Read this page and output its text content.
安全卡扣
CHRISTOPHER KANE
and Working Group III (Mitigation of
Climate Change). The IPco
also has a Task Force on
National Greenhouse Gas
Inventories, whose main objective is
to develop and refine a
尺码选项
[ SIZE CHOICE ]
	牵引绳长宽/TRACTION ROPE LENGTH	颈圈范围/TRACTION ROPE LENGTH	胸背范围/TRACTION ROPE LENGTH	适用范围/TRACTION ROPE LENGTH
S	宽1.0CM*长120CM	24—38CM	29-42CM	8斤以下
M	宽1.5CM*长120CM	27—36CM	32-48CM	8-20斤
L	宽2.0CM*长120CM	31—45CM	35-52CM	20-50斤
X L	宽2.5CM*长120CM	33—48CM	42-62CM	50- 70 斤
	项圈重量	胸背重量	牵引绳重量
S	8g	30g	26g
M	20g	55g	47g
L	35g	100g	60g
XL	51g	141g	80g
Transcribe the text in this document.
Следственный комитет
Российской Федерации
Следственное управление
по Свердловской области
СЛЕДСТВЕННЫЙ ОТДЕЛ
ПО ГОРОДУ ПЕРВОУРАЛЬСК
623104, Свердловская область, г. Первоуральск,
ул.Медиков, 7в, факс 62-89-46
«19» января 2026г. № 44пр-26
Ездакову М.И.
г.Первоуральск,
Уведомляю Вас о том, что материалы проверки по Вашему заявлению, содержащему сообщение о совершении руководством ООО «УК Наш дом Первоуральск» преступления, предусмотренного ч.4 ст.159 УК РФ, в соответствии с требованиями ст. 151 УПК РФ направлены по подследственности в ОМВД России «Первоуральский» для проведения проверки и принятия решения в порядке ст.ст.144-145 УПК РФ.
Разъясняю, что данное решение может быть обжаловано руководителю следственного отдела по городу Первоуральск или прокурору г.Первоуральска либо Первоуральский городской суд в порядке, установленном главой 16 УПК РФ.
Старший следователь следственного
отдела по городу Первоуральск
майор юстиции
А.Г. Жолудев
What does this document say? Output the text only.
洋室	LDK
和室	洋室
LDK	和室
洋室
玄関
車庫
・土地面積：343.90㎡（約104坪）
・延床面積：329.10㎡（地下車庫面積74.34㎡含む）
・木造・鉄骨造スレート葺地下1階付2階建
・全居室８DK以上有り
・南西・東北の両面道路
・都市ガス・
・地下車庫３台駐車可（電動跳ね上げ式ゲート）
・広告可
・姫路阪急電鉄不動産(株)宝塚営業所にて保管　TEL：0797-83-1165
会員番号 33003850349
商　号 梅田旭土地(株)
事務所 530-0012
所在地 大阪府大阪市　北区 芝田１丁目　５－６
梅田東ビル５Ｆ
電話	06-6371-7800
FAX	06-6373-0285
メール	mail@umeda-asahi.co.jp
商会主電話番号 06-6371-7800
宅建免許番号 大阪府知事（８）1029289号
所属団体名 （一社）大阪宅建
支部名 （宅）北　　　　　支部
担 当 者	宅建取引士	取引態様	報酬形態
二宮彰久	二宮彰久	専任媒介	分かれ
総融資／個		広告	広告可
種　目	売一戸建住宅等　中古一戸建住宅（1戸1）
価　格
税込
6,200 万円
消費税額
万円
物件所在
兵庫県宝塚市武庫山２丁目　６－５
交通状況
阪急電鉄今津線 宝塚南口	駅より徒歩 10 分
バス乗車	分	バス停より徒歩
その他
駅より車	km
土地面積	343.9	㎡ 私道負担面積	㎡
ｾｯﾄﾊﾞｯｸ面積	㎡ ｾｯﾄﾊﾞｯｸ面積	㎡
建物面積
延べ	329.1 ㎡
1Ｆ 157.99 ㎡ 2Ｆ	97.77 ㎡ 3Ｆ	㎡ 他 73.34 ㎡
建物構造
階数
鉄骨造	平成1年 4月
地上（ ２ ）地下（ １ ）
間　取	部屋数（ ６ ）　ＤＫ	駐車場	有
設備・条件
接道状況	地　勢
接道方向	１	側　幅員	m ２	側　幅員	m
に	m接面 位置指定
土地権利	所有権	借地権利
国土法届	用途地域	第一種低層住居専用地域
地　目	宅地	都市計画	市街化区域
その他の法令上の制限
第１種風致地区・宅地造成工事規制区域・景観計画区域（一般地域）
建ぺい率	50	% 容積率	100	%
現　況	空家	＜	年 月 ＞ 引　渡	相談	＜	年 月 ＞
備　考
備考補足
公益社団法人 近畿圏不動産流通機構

TASK STATEMENT
Reproduce every line of the listing above in which the string "следственного" appears.

TASK OUTPUT
Разъясняю, что данное решение может быть обжаловано руководителю следственного отдела по городу Первоуральск или прокурору г.Первоуральска либо Первоуральский городской суд в порядке, установленном главой 16 УПК РФ.
Старший следователь следственного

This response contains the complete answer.